TASK STATEMENT: Gather each line of the records where "title" appears.

Dataset listings of figures:
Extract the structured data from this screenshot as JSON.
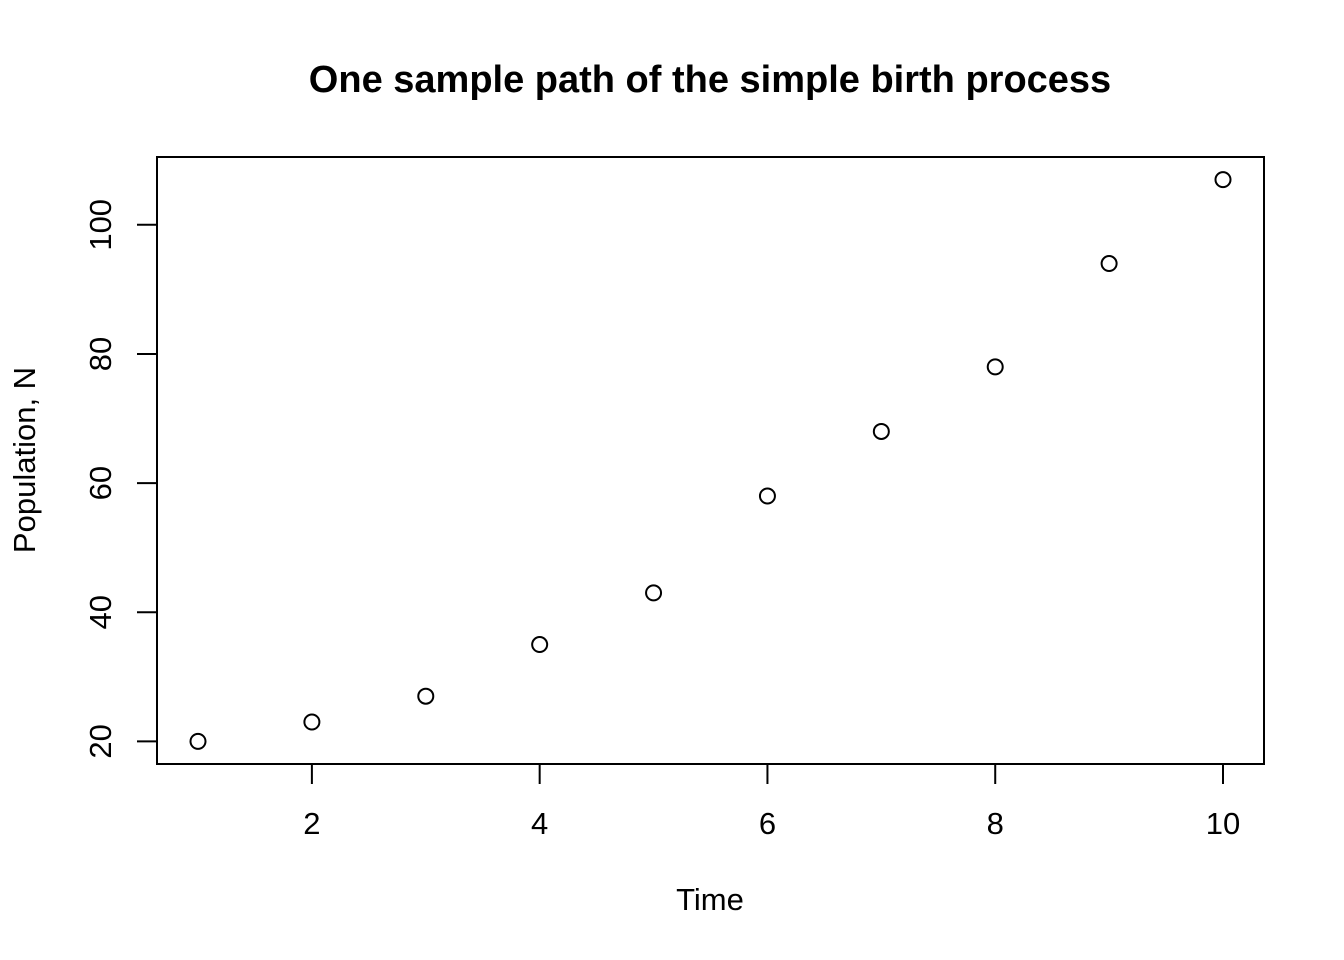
{
  "chart_data": {
    "type": "scatter",
    "title": "One sample path of the simple birth process",
    "xlabel": "Time",
    "ylabel": "Population, N",
    "x": [
      1,
      2,
      3,
      4,
      5,
      6,
      7,
      8,
      9,
      10
    ],
    "y": [
      20,
      23,
      27,
      35,
      43,
      58,
      68,
      78,
      94,
      107
    ],
    "xlim": [
      0.64,
      10.36
    ],
    "ylim": [
      16.5,
      110.5
    ],
    "xticks": [
      2,
      4,
      6,
      8,
      10
    ],
    "yticks": [
      20,
      40,
      60,
      80,
      100
    ],
    "marker": "open-circle",
    "grid": false,
    "colors": {
      "points": "#000000",
      "frame": "#000000",
      "background": "#ffffff"
    }
  }
}
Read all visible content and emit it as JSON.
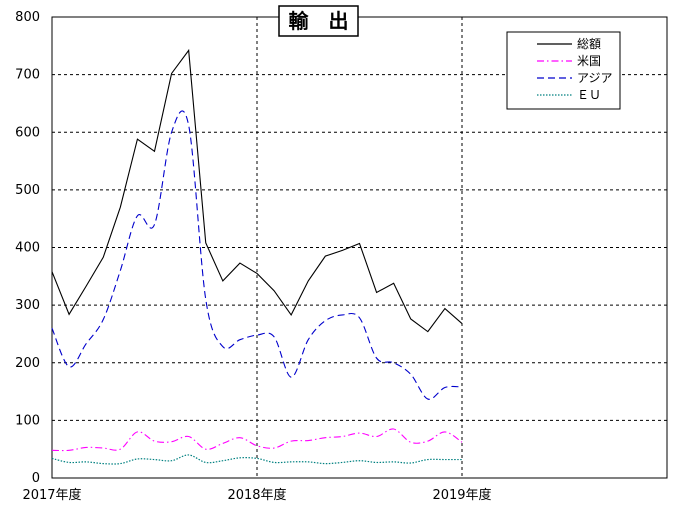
{
  "chart_data": {
    "type": "line",
    "title": "輸　出",
    "xlabel": "",
    "ylabel": "",
    "ylim": [
      0,
      800
    ],
    "yticks": [
      0,
      100,
      200,
      300,
      400,
      500,
      600,
      700,
      800
    ],
    "xticks": [
      {
        "x": 0,
        "label": "2017年度"
      },
      {
        "x": 12,
        "label": "2018年度"
      },
      {
        "x": 24,
        "label": "2019年度"
      }
    ],
    "xlim": [
      0,
      36
    ],
    "grid": "dashed at year boundaries and every 100",
    "legend": "top-right",
    "x": [
      0,
      1,
      2,
      3,
      4,
      5,
      6,
      7,
      8,
      9,
      10,
      11,
      12,
      13,
      14,
      15,
      16,
      17,
      18,
      19,
      20,
      21,
      22,
      23,
      24
    ],
    "series": [
      {
        "name": "総額",
        "color": "#000000",
        "dash": "solid",
        "values": [
          358,
          284,
          333,
          383,
          470,
          588,
          567,
          702,
          742,
          408,
          342,
          373,
          355,
          325,
          283,
          342,
          385,
          395,
          407,
          322,
          338,
          276,
          254,
          294,
          268
        ]
      },
      {
        "name": "米国",
        "color": "#ff00ff",
        "dash": "dashdot",
        "values": [
          48,
          48,
          53,
          52,
          50,
          80,
          64,
          63,
          72,
          50,
          60,
          70,
          56,
          52,
          64,
          65,
          70,
          72,
          78,
          72,
          85,
          62,
          64,
          80,
          62
        ]
      },
      {
        "name": "アジア",
        "color": "#0000cc",
        "dash": "dashed",
        "values": [
          260,
          193,
          233,
          275,
          360,
          455,
          440,
          600,
          612,
          310,
          228,
          240,
          248,
          245,
          175,
          240,
          273,
          283,
          278,
          208,
          200,
          180,
          137,
          157,
          158
        ]
      },
      {
        "name": "ＥＵ",
        "color": "#008080",
        "dash": "dotted",
        "values": [
          34,
          27,
          28,
          25,
          25,
          33,
          32,
          30,
          40,
          27,
          30,
          35,
          34,
          27,
          28,
          28,
          25,
          27,
          30,
          27,
          28,
          26,
          32,
          32,
          32
        ]
      }
    ]
  }
}
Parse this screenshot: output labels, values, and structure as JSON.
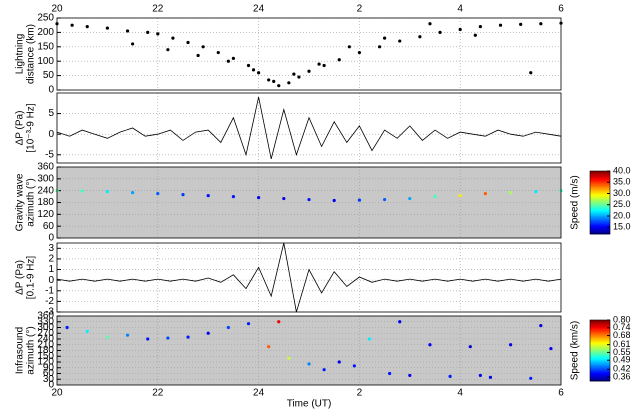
{
  "chart_data": [
    {
      "type": "scatter",
      "y_label": [
        "Lightning",
        "distance (km)"
      ],
      "color": "#000000",
      "xlim": [
        20,
        30
      ],
      "xticks": [
        20,
        22,
        24,
        {
          "value": 26,
          "label": "2"
        },
        {
          "value": 28,
          "label": "4"
        },
        {
          "value": 30,
          "label": "6"
        }
      ],
      "xaxis_labels": "top",
      "ylim": [
        0,
        250
      ],
      "yticks": [
        0,
        50,
        100,
        150,
        200,
        250
      ],
      "grid": true,
      "x": [
        20.0,
        20.3,
        20.6,
        21.0,
        21.4,
        21.8,
        22.0,
        22.3,
        22.6,
        22.9,
        23.2,
        23.5,
        23.8,
        24.0,
        24.2,
        24.4,
        24.6,
        24.8,
        25.0,
        25.3,
        25.6,
        26.0,
        26.4,
        26.8,
        27.2,
        27.6,
        28.0,
        28.4,
        28.8,
        29.2,
        29.6,
        30.0,
        21.5,
        22.2,
        22.8,
        23.4,
        23.9,
        24.3,
        24.7,
        25.2,
        25.8,
        26.5,
        27.4,
        28.3,
        29.4
      ],
      "values": [
        230,
        225,
        220,
        215,
        205,
        200,
        195,
        180,
        165,
        150,
        130,
        110,
        85,
        60,
        35,
        15,
        25,
        45,
        65,
        85,
        105,
        130,
        150,
        170,
        185,
        200,
        210,
        220,
        225,
        228,
        230,
        232,
        160,
        140,
        120,
        100,
        70,
        30,
        55,
        90,
        150,
        180,
        230,
        190,
        60
      ]
    },
    {
      "type": "line",
      "y_label": [
        "ΔP (Pa)",
        "[10⁻³-9 Hz]"
      ],
      "color": "#000000",
      "xlim": [
        20,
        30
      ],
      "xticks": [
        20,
        22,
        24,
        26,
        28,
        30
      ],
      "ylim": [
        -7,
        10
      ],
      "yticks": [
        -5,
        0,
        5
      ],
      "grid": true,
      "x": [
        20,
        20.25,
        20.5,
        20.75,
        21,
        21.25,
        21.5,
        21.75,
        22,
        22.25,
        22.5,
        22.75,
        23,
        23.25,
        23.5,
        23.75,
        24,
        24.25,
        24.5,
        24.75,
        25,
        25.25,
        25.5,
        25.75,
        26,
        26.25,
        26.5,
        26.75,
        27,
        27.25,
        27.5,
        27.75,
        28,
        28.25,
        28.5,
        28.75,
        29,
        29.25,
        29.5,
        29.75,
        30
      ],
      "values": [
        0.5,
        -0.5,
        1,
        0,
        -1,
        0.5,
        1.5,
        -0.5,
        0,
        1,
        -1.5,
        0.5,
        1,
        -2,
        4,
        -5,
        9,
        -6,
        6,
        -5,
        4,
        -3,
        3,
        -2,
        2,
        -4,
        1,
        -1,
        2,
        -1.5,
        1,
        -1,
        0.5,
        0,
        -0.5,
        1,
        0,
        -0.5,
        0.5,
        0,
        -0.5
      ]
    },
    {
      "type": "scatter",
      "y_label": [
        "Gravity wave",
        "azimuth (°)"
      ],
      "background": "#c8c8c8",
      "xlim": [
        20,
        30
      ],
      "xticks": [
        20,
        22,
        24,
        26,
        28,
        30
      ],
      "ylim": [
        0,
        360
      ],
      "yticks": [
        0,
        60,
        120,
        180,
        240,
        300,
        360
      ],
      "grid": true,
      "x": [
        20,
        20.5,
        21,
        21.5,
        22,
        22.5,
        23,
        23.5,
        24,
        24.5,
        25,
        25.5,
        26,
        26.5,
        27,
        27.5,
        28,
        28.5,
        29,
        29.5,
        30
      ],
      "values": [
        240,
        238,
        235,
        230,
        225,
        220,
        215,
        210,
        205,
        200,
        195,
        190,
        192,
        195,
        200,
        210,
        215,
        225,
        230,
        235,
        240
      ],
      "speed": [
        25,
        24,
        22,
        20,
        18,
        17,
        16,
        16,
        15,
        15,
        16,
        15,
        17,
        18,
        20,
        24,
        30,
        34,
        27,
        22,
        24
      ],
      "colorbar": {
        "label": "Speed (m/s)",
        "lim": [
          12,
          40
        ],
        "ticks": [
          {
            "value": 15,
            "label": "15.0"
          },
          {
            "value": 20,
            "label": "20.0"
          },
          {
            "value": 25,
            "label": "25.0"
          },
          {
            "value": 30,
            "label": "30.0"
          },
          {
            "value": 35,
            "label": "35.0"
          },
          {
            "value": 40,
            "label": "40.0"
          }
        ]
      }
    },
    {
      "type": "line",
      "y_label": [
        "ΔP (Pa)",
        "[0.1-9 Hz]"
      ],
      "color": "#000000",
      "xlim": [
        20,
        30
      ],
      "xticks": [
        20,
        22,
        24,
        26,
        28,
        30
      ],
      "ylim": [
        -3,
        3.5
      ],
      "yticks": [
        -3,
        -2,
        -1,
        0,
        1,
        2,
        3
      ],
      "grid": true,
      "x": [
        20,
        20.25,
        20.5,
        20.75,
        21,
        21.25,
        21.5,
        21.75,
        22,
        22.25,
        22.5,
        22.75,
        23,
        23.25,
        23.5,
        23.75,
        24,
        24.25,
        24.5,
        24.75,
        25,
        25.25,
        25.5,
        25.75,
        26,
        26.25,
        26.5,
        26.75,
        27,
        27.25,
        27.5,
        27.75,
        28,
        28.25,
        28.5,
        28.75,
        29,
        29.25,
        29.5,
        29.75,
        30
      ],
      "values": [
        0.1,
        -0.1,
        0.1,
        -0.1,
        0.1,
        -0.1,
        0.1,
        -0.1,
        0.1,
        -0.1,
        0.1,
        -0.1,
        0.2,
        -0.2,
        0.5,
        -0.8,
        1.2,
        -1.5,
        3.5,
        -3,
        1,
        -1.2,
        0.8,
        -0.6,
        0.3,
        -0.2,
        0.1,
        -0.1,
        0.1,
        -0.1,
        0.1,
        -0.1,
        0.1,
        -0.1,
        0.1,
        -0.1,
        0.1,
        -0.1,
        0.1,
        -0.1,
        0.1
      ]
    },
    {
      "type": "scatter",
      "y_label": [
        "Infrasound",
        "azimuth (°)"
      ],
      "background": "#c8c8c8",
      "x_label": "Time (UT)",
      "xlim": [
        20,
        30
      ],
      "xticks": [
        20,
        22,
        24,
        {
          "value": 26,
          "label": "2"
        },
        {
          "value": 28,
          "label": "4"
        },
        {
          "value": 30,
          "label": "6"
        }
      ],
      "xaxis_labels": "bottom",
      "ylim": [
        0,
        360
      ],
      "yticks": [
        0,
        30,
        60,
        90,
        120,
        150,
        180,
        210,
        240,
        270,
        300,
        330,
        360
      ],
      "grid": true,
      "x": [
        20.2,
        20.6,
        21.0,
        21.4,
        21.8,
        22.2,
        22.6,
        23.0,
        23.4,
        23.8,
        24.2,
        24.6,
        25.0,
        25.3,
        25.6,
        25.9,
        26.2,
        26.6,
        27.0,
        27.4,
        27.8,
        28.2,
        28.6,
        29.0,
        29.4,
        29.8,
        24.4,
        26.8,
        28.4,
        29.6
      ],
      "values": [
        300,
        280,
        250,
        260,
        240,
        245,
        250,
        270,
        300,
        320,
        200,
        140,
        110,
        80,
        120,
        100,
        240,
        60,
        50,
        210,
        45,
        200,
        40,
        210,
        35,
        190,
        330,
        330,
        50,
        310
      ],
      "speed": [
        0.4,
        0.5,
        0.55,
        0.45,
        0.4,
        0.42,
        0.4,
        0.38,
        0.42,
        0.4,
        0.7,
        0.6,
        0.45,
        0.4,
        0.38,
        0.4,
        0.5,
        0.4,
        0.38,
        0.38,
        0.4,
        0.37,
        0.38,
        0.38,
        0.4,
        0.38,
        0.75,
        0.38,
        0.38,
        0.37
      ],
      "colorbar": {
        "label": "Speed (km/s)",
        "lim": [
          0.33,
          0.8
        ],
        "ticks": [
          0.36,
          0.42,
          0.49,
          0.55,
          0.61,
          0.68,
          0.74,
          {
            "value": 0.8,
            "label": "0.80"
          }
        ]
      }
    }
  ]
}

WORKED SOLUTION:
    "title": "One sample path of the simple birth process",
    "title": "輸　出",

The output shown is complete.